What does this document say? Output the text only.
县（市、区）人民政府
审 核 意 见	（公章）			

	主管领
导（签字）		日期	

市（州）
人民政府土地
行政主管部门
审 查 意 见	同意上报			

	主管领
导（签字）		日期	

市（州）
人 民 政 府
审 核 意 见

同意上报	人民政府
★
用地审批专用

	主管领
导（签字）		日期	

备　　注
* * *
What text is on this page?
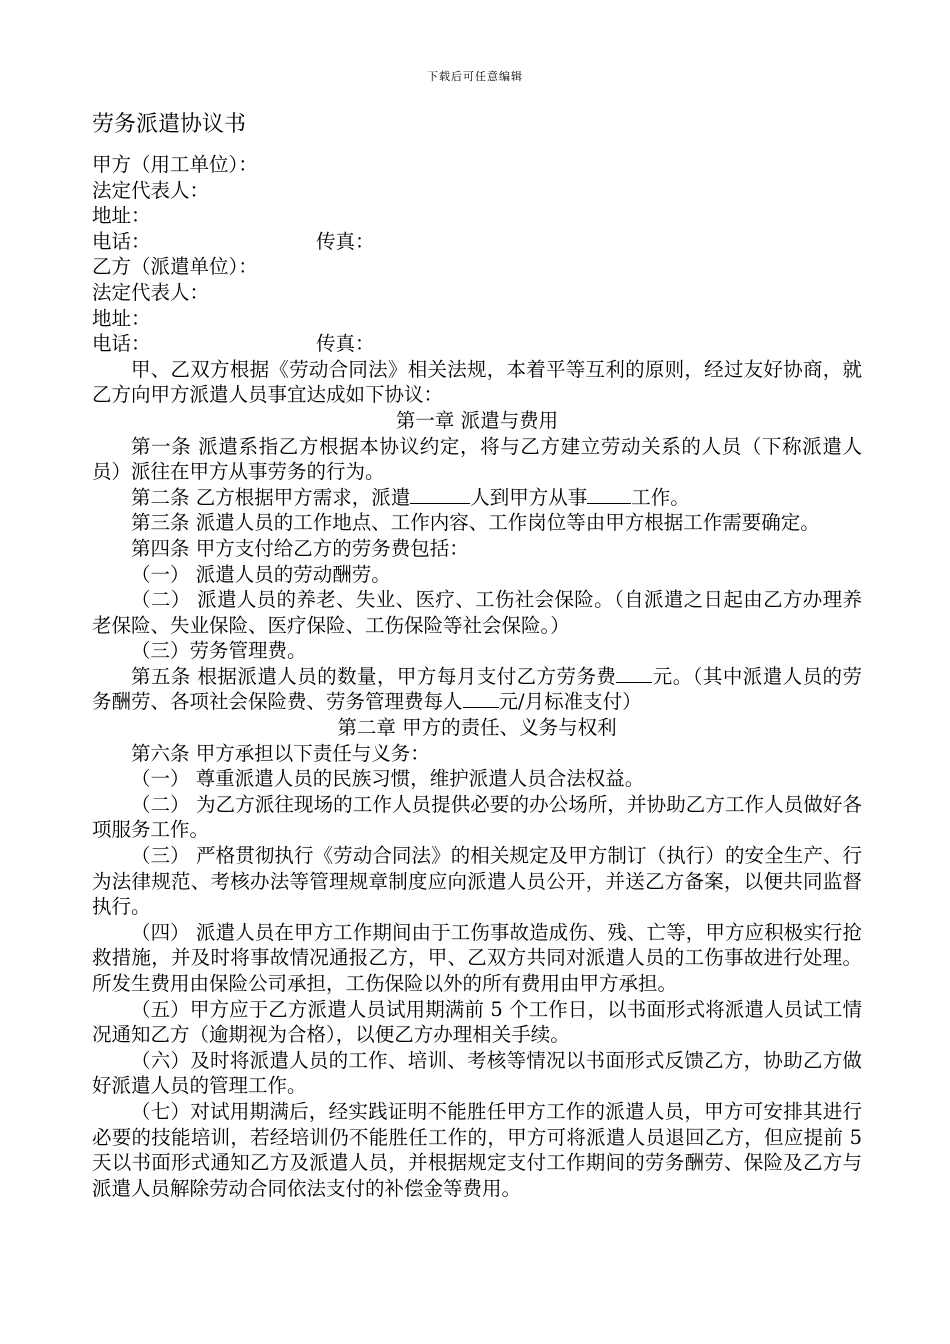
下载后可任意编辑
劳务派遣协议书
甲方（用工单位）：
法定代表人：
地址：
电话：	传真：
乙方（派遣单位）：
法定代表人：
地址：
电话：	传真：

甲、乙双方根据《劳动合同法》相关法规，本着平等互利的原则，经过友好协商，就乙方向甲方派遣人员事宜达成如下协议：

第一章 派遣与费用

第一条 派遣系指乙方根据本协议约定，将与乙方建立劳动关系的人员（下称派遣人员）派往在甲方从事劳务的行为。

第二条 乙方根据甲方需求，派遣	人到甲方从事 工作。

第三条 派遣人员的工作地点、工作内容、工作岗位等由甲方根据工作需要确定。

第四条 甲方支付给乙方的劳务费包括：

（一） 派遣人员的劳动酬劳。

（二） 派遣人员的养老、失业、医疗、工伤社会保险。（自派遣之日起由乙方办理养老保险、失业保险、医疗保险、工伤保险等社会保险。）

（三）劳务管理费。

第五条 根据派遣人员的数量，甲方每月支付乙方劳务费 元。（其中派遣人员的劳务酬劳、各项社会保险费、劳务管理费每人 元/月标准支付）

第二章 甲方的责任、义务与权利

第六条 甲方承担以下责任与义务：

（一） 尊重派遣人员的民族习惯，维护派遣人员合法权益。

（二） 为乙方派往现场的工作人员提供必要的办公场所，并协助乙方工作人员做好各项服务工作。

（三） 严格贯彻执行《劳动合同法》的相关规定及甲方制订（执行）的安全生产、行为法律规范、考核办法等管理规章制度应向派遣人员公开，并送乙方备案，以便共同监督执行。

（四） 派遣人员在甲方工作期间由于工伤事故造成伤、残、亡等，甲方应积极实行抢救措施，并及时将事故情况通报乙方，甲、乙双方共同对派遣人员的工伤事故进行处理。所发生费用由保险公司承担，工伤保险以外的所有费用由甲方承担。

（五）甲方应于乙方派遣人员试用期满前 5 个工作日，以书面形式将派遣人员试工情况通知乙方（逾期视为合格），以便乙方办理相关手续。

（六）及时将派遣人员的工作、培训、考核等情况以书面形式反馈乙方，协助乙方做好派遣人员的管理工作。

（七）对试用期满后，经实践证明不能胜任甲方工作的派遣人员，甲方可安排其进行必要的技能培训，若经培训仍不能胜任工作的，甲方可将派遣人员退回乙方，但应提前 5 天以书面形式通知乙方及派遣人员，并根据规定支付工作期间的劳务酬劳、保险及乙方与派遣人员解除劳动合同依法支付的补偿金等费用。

> **WRITTEN EXERCISE**
Only lines with the string "text" belong in your answer; copy each one.

> **RESULT OF THIS TASK**
What does this document say? Output the text only.
What text is on this page?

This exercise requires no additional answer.